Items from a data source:
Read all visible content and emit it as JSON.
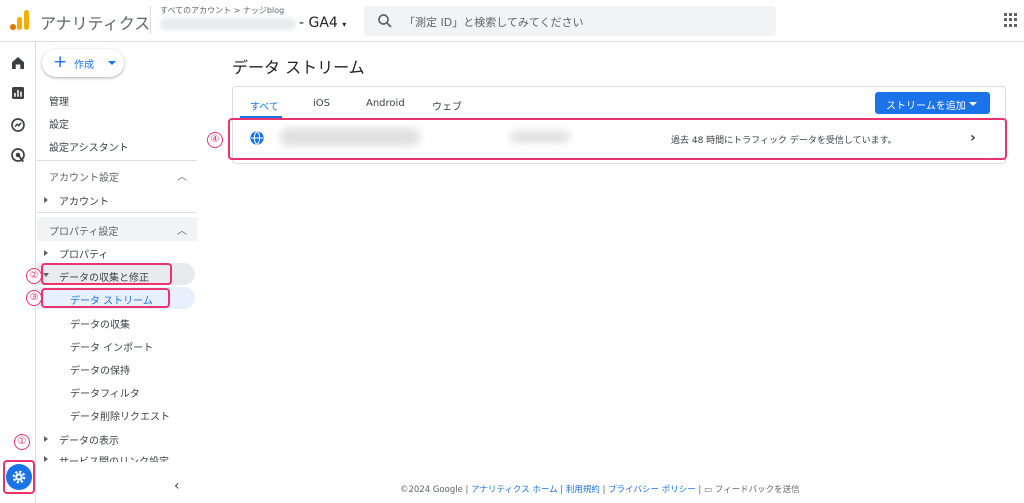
{
  "header": {
    "app_title": "アナリティクス",
    "breadcrumb": "すべてのアカウント > ナッジblog",
    "property_name": "- GA4",
    "search_placeholder": "「測定 ID」と検索してみてください"
  },
  "sidebar": {
    "create_label": "作成",
    "items_top": [
      "管理",
      "設定",
      "設定アシスタント"
    ],
    "account_section": {
      "title": "アカウント設定",
      "items": [
        "アカウント"
      ]
    },
    "property_section": {
      "title": "プロパティ設定",
      "property": "プロパティ",
      "data_collection": "データの収集と修正",
      "sub_items": [
        "データ ストリーム",
        "データの収集",
        "データ インポート",
        "データの保持",
        "データフィルタ",
        "データ削除リクエスト"
      ],
      "data_display": "データの表示",
      "service_links": "サービス間のリンク設定"
    }
  },
  "annotations": [
    "①",
    "②",
    "③",
    "④"
  ],
  "main": {
    "page_title": "データ ストリーム",
    "tabs": [
      "すべて",
      "iOS",
      "Android",
      "ウェブ"
    ],
    "add_stream_label": "ストリームを追加",
    "stream_status": "過去 48 時間にトラフィック データを受信しています。"
  },
  "footer": {
    "copyright": "©2024 Google | ",
    "analytics_home": "アナリティクス ホーム",
    "sep1": " | ",
    "terms": "利用規約",
    "sep2": " | ",
    "privacy": "プライバシー ポリシー",
    "sep3": " | ",
    "feedback": "フィードバックを送信"
  },
  "colors": {
    "accent": "#1a73e8",
    "annotation": "#e8336f"
  }
}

WHAT TO WORK ON:
Output the lines above in full and exactly as given, omitting any pictures.

CORRECT OUTPUT:
Read all visible content and emit it as JSON.
{
  "header": {
    "app_title": "アナリティクス",
    "breadcrumb": "すべてのアカウント > ナッジblog",
    "property_name": "- GA4",
    "search_placeholder": "「測定 ID」と検索してみてください"
  },
  "sidebar": {
    "create_label": "作成",
    "items_top": [
      "管理",
      "設定",
      "設定アシスタント"
    ],
    "account_section": {
      "title": "アカウント設定",
      "items": [
        "アカウント"
      ]
    },
    "property_section": {
      "title": "プロパティ設定",
      "property": "プロパティ",
      "data_collection": "データの収集と修正",
      "sub_items": [
        "データ ストリーム",
        "データの収集",
        "データ インポート",
        "データの保持",
        "データフィルタ",
        "データ削除リクエスト"
      ],
      "data_display": "データの表示",
      "service_links": "サービス間のリンク設定"
    }
  },
  "annotations": [
    "①",
    "②",
    "③",
    "④"
  ],
  "main": {
    "page_title": "データ ストリーム",
    "tabs": [
      "すべて",
      "iOS",
      "Android",
      "ウェブ"
    ],
    "add_stream_label": "ストリームを追加",
    "stream_status": "過去 48 時間にトラフィック データを受信しています。"
  },
  "footer": {
    "copyright": "©2024 Google | ",
    "analytics_home": "アナリティクス ホーム",
    "sep1": " | ",
    "terms": "利用規約",
    "sep2": " | ",
    "privacy": "プライバシー ポリシー",
    "sep3": " | ",
    "feedback": "フィードバックを送信"
  },
  "colors": {
    "accent": "#1a73e8",
    "annotation": "#e8336f"
  }
}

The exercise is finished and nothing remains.